[Required work]: Could you output each line of the data that follows exactly?

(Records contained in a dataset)
+ + +
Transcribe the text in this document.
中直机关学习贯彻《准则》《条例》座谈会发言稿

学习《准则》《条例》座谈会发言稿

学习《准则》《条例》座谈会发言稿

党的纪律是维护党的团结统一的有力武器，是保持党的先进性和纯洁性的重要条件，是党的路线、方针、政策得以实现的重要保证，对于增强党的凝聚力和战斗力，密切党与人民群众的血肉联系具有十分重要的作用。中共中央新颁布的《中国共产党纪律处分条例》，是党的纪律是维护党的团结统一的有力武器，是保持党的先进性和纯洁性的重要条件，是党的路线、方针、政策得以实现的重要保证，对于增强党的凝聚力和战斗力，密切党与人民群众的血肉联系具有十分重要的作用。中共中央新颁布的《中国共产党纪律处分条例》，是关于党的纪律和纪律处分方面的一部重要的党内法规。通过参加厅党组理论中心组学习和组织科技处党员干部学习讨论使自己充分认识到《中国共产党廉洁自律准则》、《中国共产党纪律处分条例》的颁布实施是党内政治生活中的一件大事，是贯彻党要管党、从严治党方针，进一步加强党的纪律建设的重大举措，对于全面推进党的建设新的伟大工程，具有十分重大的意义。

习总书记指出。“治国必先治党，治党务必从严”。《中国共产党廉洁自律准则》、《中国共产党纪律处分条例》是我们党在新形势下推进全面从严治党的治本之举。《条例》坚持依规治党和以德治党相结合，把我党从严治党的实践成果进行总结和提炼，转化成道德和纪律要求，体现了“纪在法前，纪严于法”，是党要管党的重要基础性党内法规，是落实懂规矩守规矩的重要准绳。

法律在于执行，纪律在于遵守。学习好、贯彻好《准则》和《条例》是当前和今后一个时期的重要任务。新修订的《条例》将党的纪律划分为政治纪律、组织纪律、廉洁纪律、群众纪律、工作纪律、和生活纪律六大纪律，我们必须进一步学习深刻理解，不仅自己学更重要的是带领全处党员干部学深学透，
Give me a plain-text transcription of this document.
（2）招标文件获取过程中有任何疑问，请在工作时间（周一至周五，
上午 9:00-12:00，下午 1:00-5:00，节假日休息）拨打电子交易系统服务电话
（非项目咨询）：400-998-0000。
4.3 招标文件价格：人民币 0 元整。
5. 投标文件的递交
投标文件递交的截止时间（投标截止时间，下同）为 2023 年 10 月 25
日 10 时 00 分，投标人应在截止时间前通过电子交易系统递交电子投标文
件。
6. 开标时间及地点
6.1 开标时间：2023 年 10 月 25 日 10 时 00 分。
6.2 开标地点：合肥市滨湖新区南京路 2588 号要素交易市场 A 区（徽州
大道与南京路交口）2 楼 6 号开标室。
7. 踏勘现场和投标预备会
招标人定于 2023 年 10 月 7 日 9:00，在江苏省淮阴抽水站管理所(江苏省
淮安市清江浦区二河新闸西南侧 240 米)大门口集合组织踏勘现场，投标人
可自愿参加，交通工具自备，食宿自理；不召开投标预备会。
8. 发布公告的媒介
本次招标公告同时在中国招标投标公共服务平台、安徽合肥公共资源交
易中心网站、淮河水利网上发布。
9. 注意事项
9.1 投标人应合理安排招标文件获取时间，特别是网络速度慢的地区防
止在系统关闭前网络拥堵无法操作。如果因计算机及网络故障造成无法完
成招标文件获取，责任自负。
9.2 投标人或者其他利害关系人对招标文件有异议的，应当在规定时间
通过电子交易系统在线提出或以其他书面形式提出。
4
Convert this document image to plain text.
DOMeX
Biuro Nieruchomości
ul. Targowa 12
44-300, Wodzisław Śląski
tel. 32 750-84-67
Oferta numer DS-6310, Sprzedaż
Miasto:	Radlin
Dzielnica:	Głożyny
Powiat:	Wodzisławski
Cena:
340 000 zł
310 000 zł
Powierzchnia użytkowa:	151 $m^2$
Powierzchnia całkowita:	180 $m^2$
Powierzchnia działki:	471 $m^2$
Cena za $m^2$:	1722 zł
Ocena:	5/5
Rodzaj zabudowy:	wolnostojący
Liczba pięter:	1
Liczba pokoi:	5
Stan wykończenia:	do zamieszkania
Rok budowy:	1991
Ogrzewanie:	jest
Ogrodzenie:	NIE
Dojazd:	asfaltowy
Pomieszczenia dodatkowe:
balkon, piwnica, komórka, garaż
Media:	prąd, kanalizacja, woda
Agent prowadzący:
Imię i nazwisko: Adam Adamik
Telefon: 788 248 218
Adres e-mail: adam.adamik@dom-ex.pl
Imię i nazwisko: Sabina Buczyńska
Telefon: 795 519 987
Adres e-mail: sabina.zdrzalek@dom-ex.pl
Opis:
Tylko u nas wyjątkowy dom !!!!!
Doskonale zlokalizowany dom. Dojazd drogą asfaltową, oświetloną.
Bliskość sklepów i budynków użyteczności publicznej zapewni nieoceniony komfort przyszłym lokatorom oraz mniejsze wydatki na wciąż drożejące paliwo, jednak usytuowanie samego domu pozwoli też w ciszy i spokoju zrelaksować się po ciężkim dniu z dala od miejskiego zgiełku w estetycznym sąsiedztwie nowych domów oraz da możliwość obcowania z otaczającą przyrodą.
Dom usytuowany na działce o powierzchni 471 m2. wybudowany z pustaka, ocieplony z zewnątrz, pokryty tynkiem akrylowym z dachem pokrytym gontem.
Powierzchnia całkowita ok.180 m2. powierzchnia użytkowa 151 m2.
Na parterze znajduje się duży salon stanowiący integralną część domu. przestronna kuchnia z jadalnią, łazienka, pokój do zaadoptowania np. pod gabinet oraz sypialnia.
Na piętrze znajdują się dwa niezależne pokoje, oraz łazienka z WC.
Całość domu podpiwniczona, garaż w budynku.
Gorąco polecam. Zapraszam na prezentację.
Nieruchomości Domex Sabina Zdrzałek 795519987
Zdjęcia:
+ + +
[Solution]:
Transcribe the text in this document.
中直机关学习贯彻《准则》《条例》座谈会发言稿

学习《准则》《条例》座谈会发言稿

学习《准则》《条例》座谈会发言稿

党的纪律是维护党的团结统一的有力武器，是保持党的先进性和纯洁性的重要条件，是党的路线、方针、政策得以实现的重要保证，对于增强党的凝聚力和战斗力，密切党与人民群众的血肉联系具有十分重要的作用。中共中央新颁布的《中国共产党纪律处分条例》，是党的纪律是维护党的团结统一的有力武器，是保持党的先进性和纯洁性的重要条件，是党的路线、方针、政策得以实现的重要保证，对于增强党的凝聚力和战斗力，密切党与人民群众的血肉联系具有十分重要的作用。中共中央新颁布的《中国共产党纪律处分条例》，是关于党的纪律和纪律处分方面的一部重要的党内法规。通过参加厅党组理论中心组学习和组织科技处党员干部学习讨论使自己充分认识到《中国共产党廉洁自律准则》、《中国共产党纪律处分条例》的颁布实施是党内政治生活中的一件大事，是贯彻党要管党、从严治党方针，进一步加强党的纪律建设的重大举措，对于全面推进党的建设新的伟大工程，具有十分重大的意义。

习总书记指出。“治国必先治党，治党务必从严”。《中国共产党廉洁自律准则》、《中国共产党纪律处分条例》是我们党在新形势下推进全面从严治党的治本之举。《条例》坚持依规治党和以德治党相结合，把我党从严治党的实践成果进行总结和提炼，转化成道德和纪律要求，体现了“纪在法前，纪严于法”，是党要管党的重要基础性党内法规，是落实懂规矩守规矩的重要准绳。

法律在于执行，纪律在于遵守。学习好、贯彻好《准则》和《条例》是当前和今后一个时期的重要任务。新修订的《条例》将党的纪律划分为政治纪律、组织纪律、廉洁纪律、群众纪律、工作纪律、和生活纪律六大纪律，我们必须进一步学习深刻理解，不仅自己学更重要的是带领全处党员干部学深学透，
Give me a plain-text transcription of this document.
（2）招标文件获取过程中有任何疑问，请在工作时间（周一至周五，
上午 9:00-12:00，下午 1:00-5:00，节假日休息）拨打电子交易系统服务电话
（非项目咨询）：400-998-0000。
4.3 招标文件价格：人民币 0 元整。
5. 投标文件的递交
投标文件递交的截止时间（投标截止时间，下同）为 2023 年 10 月 25
日 10 时 00 分，投标人应在截止时间前通过电子交易系统递交电子投标文
件。
6. 开标时间及地点
6.1 开标时间：2023 年 10 月 25 日 10 时 00 分。
6.2 开标地点：合肥市滨湖新区南京路 2588 号要素交易市场 A 区（徽州
大道与南京路交口）2 楼 6 号开标室。
7. 踏勘现场和投标预备会
招标人定于 2023 年 10 月 7 日 9:00，在江苏省淮阴抽水站管理所(江苏省
淮安市清江浦区二河新闸西南侧 240 米)大门口集合组织踏勘现场，投标人
可自愿参加，交通工具自备，食宿自理；不召开投标预备会。
8. 发布公告的媒介
本次招标公告同时在中国招标投标公共服务平台、安徽合肥公共资源交
易中心网站、淮河水利网上发布。
9. 注意事项
9.1 投标人应合理安排招标文件获取时间，特别是网络速度慢的地区防
止在系统关闭前网络拥堵无法操作。如果因计算机及网络故障造成无法完
成招标文件获取，责任自负。
9.2 投标人或者其他利害关系人对招标文件有异议的，应当在规定时间
通过电子交易系统在线提出或以其他书面形式提出。
4
Convert this document image to plain text.
DOMeX
Biuro Nieruchomości
ul. Targowa 12
44-300, Wodzisław Śląski
tel. 32 750-84-67
Oferta numer DS-6310, Sprzedaż
Miasto:	Radlin
Dzielnica:	Głożyny
Powiat:	Wodzisławski
Cena:
340 000 zł
310 000 zł
Powierzchnia użytkowa:	151 $m^2$
Powierzchnia całkowita:	180 $m^2$
Powierzchnia działki:	471 $m^2$
Cena za $m^2$:	1722 zł
Ocena:	5/5
Rodzaj zabudowy:	wolnostojący
Liczba pięter:	1
Liczba pokoi:	5
Stan wykończenia:	do zamieszkania
Rok budowy:	1991
Ogrzewanie:	jest
Ogrodzenie:	NIE
Dojazd:	asfaltowy
Pomieszczenia dodatkowe:
balkon, piwnica, komórka, garaż
Media:	prąd, kanalizacja, woda
Agent prowadzący:
Imię i nazwisko: Adam Adamik
Telefon: 788 248 218
Adres e-mail: adam.adamik@dom-ex.pl
Imię i nazwisko: Sabina Buczyńska
Telefon: 795 519 987
Adres e-mail: sabina.zdrzalek@dom-ex.pl
Opis:
Tylko u nas wyjątkowy dom !!!!!
Doskonale zlokalizowany dom. Dojazd drogą asfaltową, oświetloną.
Bliskość sklepów i budynków użyteczności publicznej zapewni nieoceniony komfort przyszłym lokatorom oraz mniejsze wydatki na wciąż drożejące paliwo, jednak usytuowanie samego domu pozwoli też w ciszy i spokoju zrelaksować się po ciężkim dniu z dala od miejskiego zgiełku w estetycznym sąsiedztwie nowych domów oraz da możliwość obcowania z otaczającą przyrodą.
Dom usytuowany na działce o powierzchni 471 m2. wybudowany z pustaka, ocieplony z zewnątrz, pokryty tynkiem akrylowym z dachem pokrytym gontem.
Powierzchnia całkowita ok.180 m2. powierzchnia użytkowa 151 m2.
Na parterze znajduje się duży salon stanowiący integralną część domu. przestronna kuchnia z jadalnią, łazienka, pokój do zaadoptowania np. pod gabinet oraz sypialnia.
Na piętrze znajdują się dwa niezależne pokoje, oraz łazienka z WC.
Całość domu podpiwniczona, garaż w budynku.
Gorąco polecam. Zapraszam na prezentację.
Nieruchomości Domex Sabina Zdrzałek 795519987
Zdjęcia:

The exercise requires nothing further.